WORK TO BE COMPLETED: Examine each line of the data. Copy those that contain the string "NBRE".

(Data entries for graphics)

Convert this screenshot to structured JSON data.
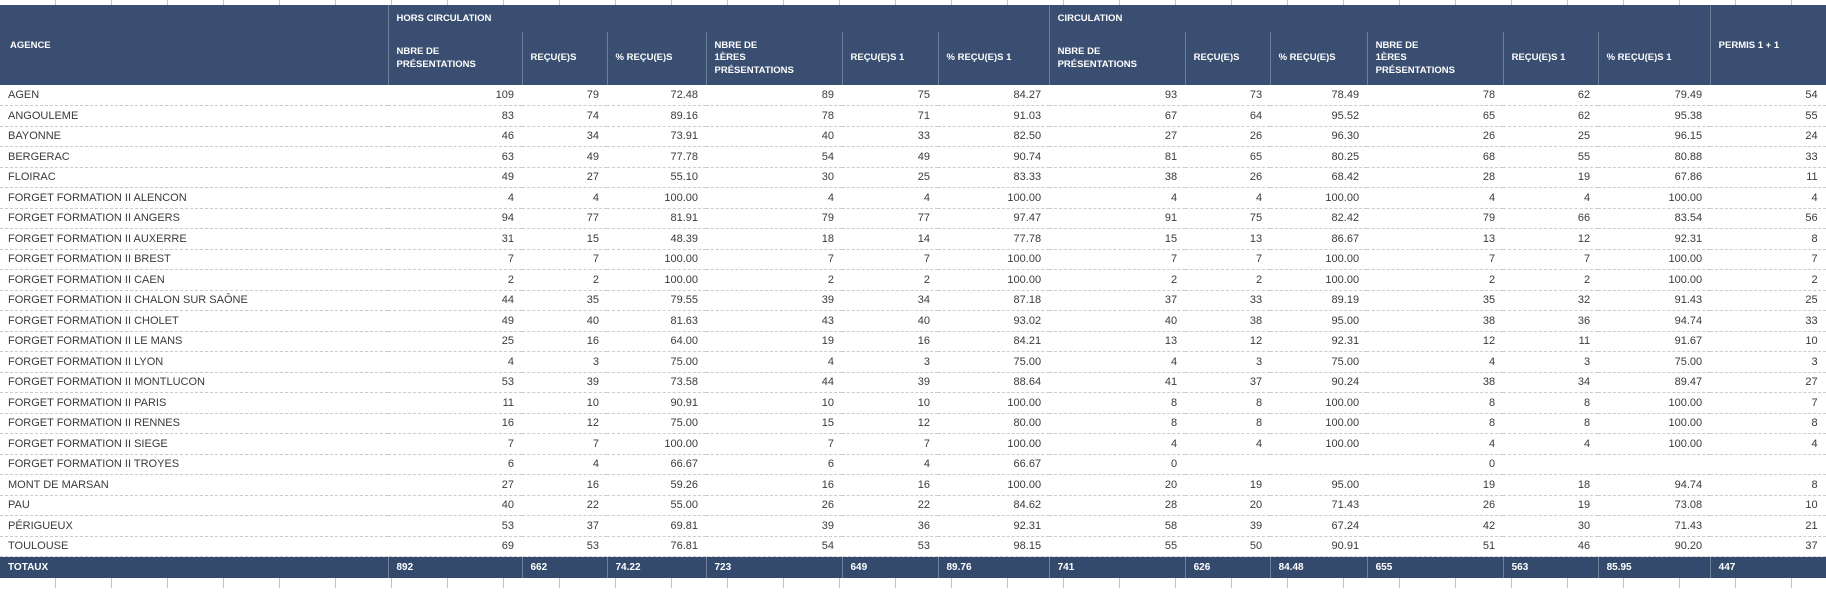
{
  "colors": {
    "header-bg": "#394e71",
    "totals-bg": "#344a6c",
    "row-text": "#3a3a3a",
    "dash": "#cccccc",
    "tick": "#c4c4c4"
  },
  "table": {
    "headers": {
      "agence": "AGENCE",
      "group_hors": "HORS CIRCULATION",
      "group_circ": "CIRCULATION",
      "permis": "PERMIS 1 + 1",
      "sub": [
        "NBRE DE\nPRÉSENTATIONS",
        "REÇU(E)S",
        "% REÇU(E)S",
        "NBRE DE\n1ÈRES\nPRÉSENTATIONS",
        "REÇU(E)S 1",
        "% REÇU(E)S 1"
      ]
    },
    "rows": [
      {
        "agence": "AGEN",
        "values": [
          "109",
          "79",
          "72.48",
          "89",
          "75",
          "84.27",
          "93",
          "73",
          "78.49",
          "78",
          "62",
          "79.49",
          "54"
        ]
      },
      {
        "agence": "ANGOULEME",
        "values": [
          "83",
          "74",
          "89.16",
          "78",
          "71",
          "91.03",
          "67",
          "64",
          "95.52",
          "65",
          "62",
          "95.38",
          "55"
        ]
      },
      {
        "agence": "BAYONNE",
        "values": [
          "46",
          "34",
          "73.91",
          "40",
          "33",
          "82.50",
          "27",
          "26",
          "96.30",
          "26",
          "25",
          "96.15",
          "24"
        ]
      },
      {
        "agence": "BERGERAC",
        "values": [
          "63",
          "49",
          "77.78",
          "54",
          "49",
          "90.74",
          "81",
          "65",
          "80.25",
          "68",
          "55",
          "80.88",
          "33"
        ]
      },
      {
        "agence": "FLOIRAC",
        "values": [
          "49",
          "27",
          "55.10",
          "30",
          "25",
          "83.33",
          "38",
          "26",
          "68.42",
          "28",
          "19",
          "67.86",
          "11"
        ]
      },
      {
        "agence": "FORGET FORMATION II ALENCON",
        "values": [
          "4",
          "4",
          "100.00",
          "4",
          "4",
          "100.00",
          "4",
          "4",
          "100.00",
          "4",
          "4",
          "100.00",
          "4"
        ]
      },
      {
        "agence": "FORGET FORMATION II ANGERS",
        "values": [
          "94",
          "77",
          "81.91",
          "79",
          "77",
          "97.47",
          "91",
          "75",
          "82.42",
          "79",
          "66",
          "83.54",
          "56"
        ]
      },
      {
        "agence": "FORGET FORMATION II AUXERRE",
        "values": [
          "31",
          "15",
          "48.39",
          "18",
          "14",
          "77.78",
          "15",
          "13",
          "86.67",
          "13",
          "12",
          "92.31",
          "8"
        ]
      },
      {
        "agence": "FORGET FORMATION II BREST",
        "values": [
          "7",
          "7",
          "100.00",
          "7",
          "7",
          "100.00",
          "7",
          "7",
          "100.00",
          "7",
          "7",
          "100.00",
          "7"
        ]
      },
      {
        "agence": "FORGET FORMATION II CAEN",
        "values": [
          "2",
          "2",
          "100.00",
          "2",
          "2",
          "100.00",
          "2",
          "2",
          "100.00",
          "2",
          "2",
          "100.00",
          "2"
        ]
      },
      {
        "agence": "FORGET FORMATION II CHALON SUR SAÔNE",
        "values": [
          "44",
          "35",
          "79.55",
          "39",
          "34",
          "87.18",
          "37",
          "33",
          "89.19",
          "35",
          "32",
          "91.43",
          "25"
        ]
      },
      {
        "agence": "FORGET FORMATION II CHOLET",
        "values": [
          "49",
          "40",
          "81.63",
          "43",
          "40",
          "93.02",
          "40",
          "38",
          "95.00",
          "38",
          "36",
          "94.74",
          "33"
        ]
      },
      {
        "agence": "FORGET FORMATION II LE MANS",
        "values": [
          "25",
          "16",
          "64.00",
          "19",
          "16",
          "84.21",
          "13",
          "12",
          "92.31",
          "12",
          "11",
          "91.67",
          "10"
        ]
      },
      {
        "agence": "FORGET FORMATION II LYON",
        "values": [
          "4",
          "3",
          "75.00",
          "4",
          "3",
          "75.00",
          "4",
          "3",
          "75.00",
          "4",
          "3",
          "75.00",
          "3"
        ]
      },
      {
        "agence": "FORGET FORMATION II MONTLUCON",
        "values": [
          "53",
          "39",
          "73.58",
          "44",
          "39",
          "88.64",
          "41",
          "37",
          "90.24",
          "38",
          "34",
          "89.47",
          "27"
        ]
      },
      {
        "agence": "FORGET FORMATION II PARIS",
        "values": [
          "11",
          "10",
          "90.91",
          "10",
          "10",
          "100.00",
          "8",
          "8",
          "100.00",
          "8",
          "8",
          "100.00",
          "7"
        ]
      },
      {
        "agence": "FORGET FORMATION II RENNES",
        "values": [
          "16",
          "12",
          "75.00",
          "15",
          "12",
          "80.00",
          "8",
          "8",
          "100.00",
          "8",
          "8",
          "100.00",
          "8"
        ]
      },
      {
        "agence": "FORGET FORMATION II SIEGE",
        "values": [
          "7",
          "7",
          "100.00",
          "7",
          "7",
          "100.00",
          "4",
          "4",
          "100.00",
          "4",
          "4",
          "100.00",
          "4"
        ]
      },
      {
        "agence": "FORGET FORMATION II TROYES",
        "values": [
          "6",
          "4",
          "66.67",
          "6",
          "4",
          "66.67",
          "0",
          "",
          "",
          "0",
          "",
          "",
          ""
        ]
      },
      {
        "agence": "MONT DE MARSAN",
        "values": [
          "27",
          "16",
          "59.26",
          "16",
          "16",
          "100.00",
          "20",
          "19",
          "95.00",
          "19",
          "18",
          "94.74",
          "8"
        ]
      },
      {
        "agence": "PAU",
        "values": [
          "40",
          "22",
          "55.00",
          "26",
          "22",
          "84.62",
          "28",
          "20",
          "71.43",
          "26",
          "19",
          "73.08",
          "10"
        ]
      },
      {
        "agence": "PÉRIGUEUX",
        "values": [
          "53",
          "37",
          "69.81",
          "39",
          "36",
          "92.31",
          "58",
          "39",
          "67.24",
          "42",
          "30",
          "71.43",
          "21"
        ]
      },
      {
        "agence": "TOULOUSE",
        "values": [
          "69",
          "53",
          "76.81",
          "54",
          "53",
          "98.15",
          "55",
          "50",
          "90.91",
          "51",
          "46",
          "90.20",
          "37"
        ]
      }
    ],
    "totals": {
      "label": "TOTAUX",
      "values": [
        "892",
        "662",
        "74.22",
        "723",
        "649",
        "89.76",
        "741",
        "626",
        "84.48",
        "655",
        "563",
        "85.95",
        "447"
      ]
    }
  }
}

FINAL RESULT:
        "NBRE DE\nPRÉSENTATIONS",
        "NBRE DE\n1ÈRES\nPRÉSENTATIONS",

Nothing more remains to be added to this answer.